-- Data excerpts start --

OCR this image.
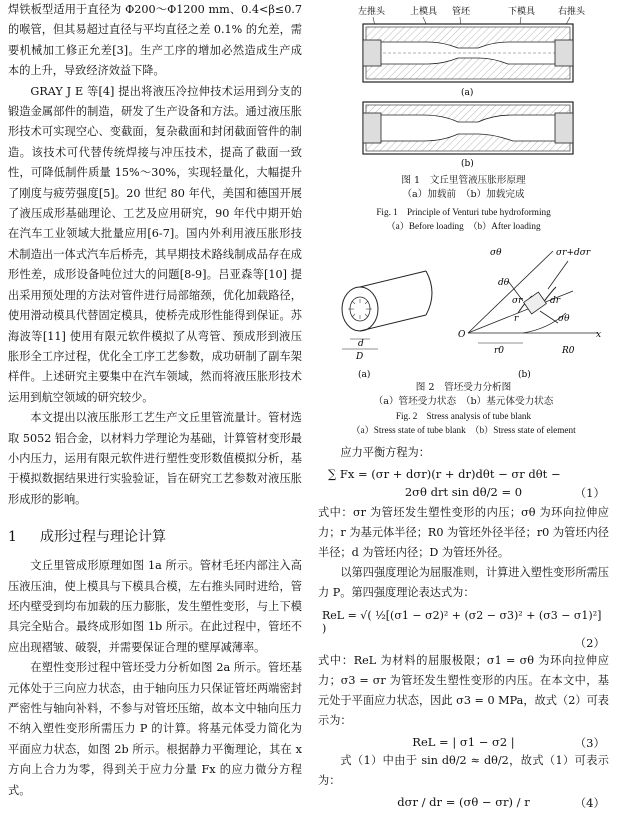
焊铁板型适用于直径为 Φ200～Φ1200 mm、0.4<β≤0.7 的喉管，但其易超过直径与平均直径之差 0.1% 的允差，需要机械加工修正允差[3]。生产工序的增加必然造成生产成本的上升，导致经济效益下降。

GRAY J E 等[4] 提出将液压冷拉伸技术运用到分支的锻造金属部件的制造，研发了生产设备和方法。通过液压胀形技术可实现空心、变截面，复杂截面和封闭截面管件的制造。该技术可代替传统焊接与冲压技术，提高了截面一致性，可降低制件质量 15%～30%，实现轻量化，大幅提升了刚度与疲劳强度[5]。20 世纪 80 年代，美国和德国开展了液压成形基础理论、工艺及应用研究，90 年代中期开始在汽车工业领域大批量应用[6-7]。国内外利用液压胀形技术制造出一体式汽车后桥壳，其早期技术路线制成品存在成形性差，成形设备吨位过大的问题[8-9]。吕亚森等[10] 提出采用预处理的方法对管件进行局部缩颈，优化加载路径，使用滑动模具代替固定模具，使桥壳成形性能得到保证。苏海波等[11] 使用有限元软件模拟了从弯管、预成形到液压胀形全工序过程，优化全工序工艺参数，成功研制了副车架样件。上述研究主要集中在汽车领域，然而将液压胀形技术运用到航空领域的研究较少。

本文提出以液压胀形工艺生产文丘里管流量计。管材选取 5052 铝合金，以材料力学理论为基础，计算管材变形最小内压力，运用有限元软件进行塑性变形数值模拟分析，基于模拟数据结果进行实验验证，旨在研究工艺参数对液压胀形成形的影响。

1 成形过程与理论计算

文丘里管成形原理如图 1a 所示。管材毛坯内部注入高压液压油，使上模具与下模具合模，左右推头同时进给，管坯内壁受到均布加载的压力膨胀，发生塑性变形，与上下模具完全贴合。最终成形如图 1b 所示。在此过程中，管坯不应出现褶皱、破裂，并需要保证合理的壁厚减薄率。

在塑性变形过程中管坯受力分析如图 2a 所示。管坯基元体处于三向应力状态，由于轴向压力只保证管坯两端密封严密性与轴向补料，不参与对管坯压缩，故本文中轴向压力不纳入塑性变形所需压力 P 的计算。将基元体受力简化为平面应力状态，如图 2b 所示。根据静力平衡理论，其在 x 方向上合力为零，得到关于应力分量 Fx 的应力微分方程式。

左推头	上模具 管坯	下模具	右推头
(a)
(b)

图 1　文丘里管液压胀形原理

（a）加载前　（b）加载完成

Fig. 1　Principle of Venturi tube hydroforming

（a）Before loading　（b）After loading

d
D
(a)
σθ	σr+dσr
dθ
σr
r
dr
σθ
O	x
r0	R0
(b)

图 2　管坯受力分析图

（a）管坯受力状态　（b）基元体受力状态

Fig. 2　Stress analysis of tube blank

（a）Stress state of tube blank　（b）Stress state of element

应力平衡方程为：

∑ Fx = (σr + dσr)(r + dr)dθt − σr dθt −

2σθ drt sin dθ/2 = 0	（1）

式中：σr 为管坯发生塑性变形的内压；σθ 为环向拉伸应力；r 为基元体半径；R0 为管坯外径半径；r0 为管坯内径半径；d 为管坯内径；D 为管坯外径。

以第四强度理论为屈服准则，计算进入塑性变形所需压力 P。第四强度理论表达式为：

ReL = √( ½[(σ1 − σ2)² + (σ2 − σ3)² + (σ3 − σ1)²] )

（2）

式中：ReL 为材料的屈服极限；σ1 = σθ 为环向拉伸应力；σ3 = σr 为管坯发生塑性变形的内压。在本文中，基元处于平面应力状态，因此 σ3 = 0 MPa，故式（2）可表示为：

ReL = | σ1 − σ2 |	（3）

式（1）中由于 sin dθ/2 ≈ dθ/2，故式（1）可表示为：

dσr / dr = (σθ − σr) / r	（4）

-- Data excerpts end --

Stated problem —
Please transcribe the material above exactly as written. Leave the pictures out.

Task response —
OCR this image.
焊铁板型适用于直径为 Φ200～Φ1200 mm、0.4<β≤0.7 的喉管，但其易超过直径与平均直径之差 0.1% 的允差，需要机械加工修正允差[3]。生产工序的增加必然造成生产成本的上升，导致经济效益下降。

GRAY J E 等[4] 提出将液压冷拉伸技术运用到分支的锻造金属部件的制造，研发了生产设备和方法。通过液压胀形技术可实现空心、变截面，复杂截面和封闭截面管件的制造。该技术可代替传统焊接与冲压技术，提高了截面一致性，可降低制件质量 15%～30%，实现轻量化，大幅提升了刚度与疲劳强度[5]。20 世纪 80 年代，美国和德国开展了液压成形基础理论、工艺及应用研究，90 年代中期开始在汽车工业领域大批量应用[6-7]。国内外利用液压胀形技术制造出一体式汽车后桥壳，其早期技术路线制成品存在成形性差，成形设备吨位过大的问题[8-9]。吕亚森等[10] 提出采用预处理的方法对管件进行局部缩颈，优化加载路径，使用滑动模具代替固定模具，使桥壳成形性能得到保证。苏海波等[11] 使用有限元软件模拟了从弯管、预成形到液压胀形全工序过程，优化全工序工艺参数，成功研制了副车架样件。上述研究主要集中在汽车领域，然而将液压胀形技术运用到航空领域的研究较少。

本文提出以液压胀形工艺生产文丘里管流量计。管材选取 5052 铝合金，以材料力学理论为基础，计算管材变形最小内压力，运用有限元软件进行塑性变形数值模拟分析，基于模拟数据结果进行实验验证，旨在研究工艺参数对液压胀形成形的影响。

1 成形过程与理论计算

文丘里管成形原理如图 1a 所示。管材毛坯内部注入高压液压油，使上模具与下模具合模，左右推头同时进给，管坯内壁受到均布加载的压力膨胀，发生塑性变形，与上下模具完全贴合。最终成形如图 1b 所示。在此过程中，管坯不应出现褶皱、破裂，并需要保证合理的壁厚减薄率。

在塑性变形过程中管坯受力分析如图 2a 所示。管坯基元体处于三向应力状态，由于轴向压力只保证管坯两端密封严密性与轴向补料，不参与对管坯压缩，故本文中轴向压力不纳入塑性变形所需压力 P 的计算。将基元体受力简化为平面应力状态，如图 2b 所示。根据静力平衡理论，其在 x 方向上合力为零，得到关于应力分量 Fx 的应力微分方程式。

左推头	上模具 管坯	下模具	右推头
(a)
(b)

图 1　文丘里管液压胀形原理

（a）加载前　（b）加载完成

Fig. 1　Principle of Venturi tube hydroforming

（a）Before loading　（b）After loading

d
D
(a)
σθ	σr+dσr
dθ
σr
r
dr
σθ
O	x
r0	R0
(b)

图 2　管坯受力分析图

（a）管坯受力状态　（b）基元体受力状态

Fig. 2　Stress analysis of tube blank

（a）Stress state of tube blank　（b）Stress state of element

应力平衡方程为：

∑ Fx = (σr + dσr)(r + dr)dθt − σr dθt −

2σθ drt sin dθ/2 = 0	（1）

式中：σr 为管坯发生塑性变形的内压；σθ 为环向拉伸应力；r 为基元体半径；R0 为管坯外径半径；r0 为管坯内径半径；d 为管坯内径；D 为管坯外径。

以第四强度理论为屈服准则，计算进入塑性变形所需压力 P。第四强度理论表达式为：

ReL = √( ½[(σ1 − σ2)² + (σ2 − σ3)² + (σ3 − σ1)²] )

（2）

式中：ReL 为材料的屈服极限；σ1 = σθ 为环向拉伸应力；σ3 = σr 为管坯发生塑性变形的内压。在本文中，基元处于平面应力状态，因此 σ3 = 0 MPa，故式（2）可表示为：

ReL = | σ1 − σ2 |	（3）

式（1）中由于 sin dθ/2 ≈ dθ/2，故式（1）可表示为：

dσr / dr = (σθ − σr) / r	（4）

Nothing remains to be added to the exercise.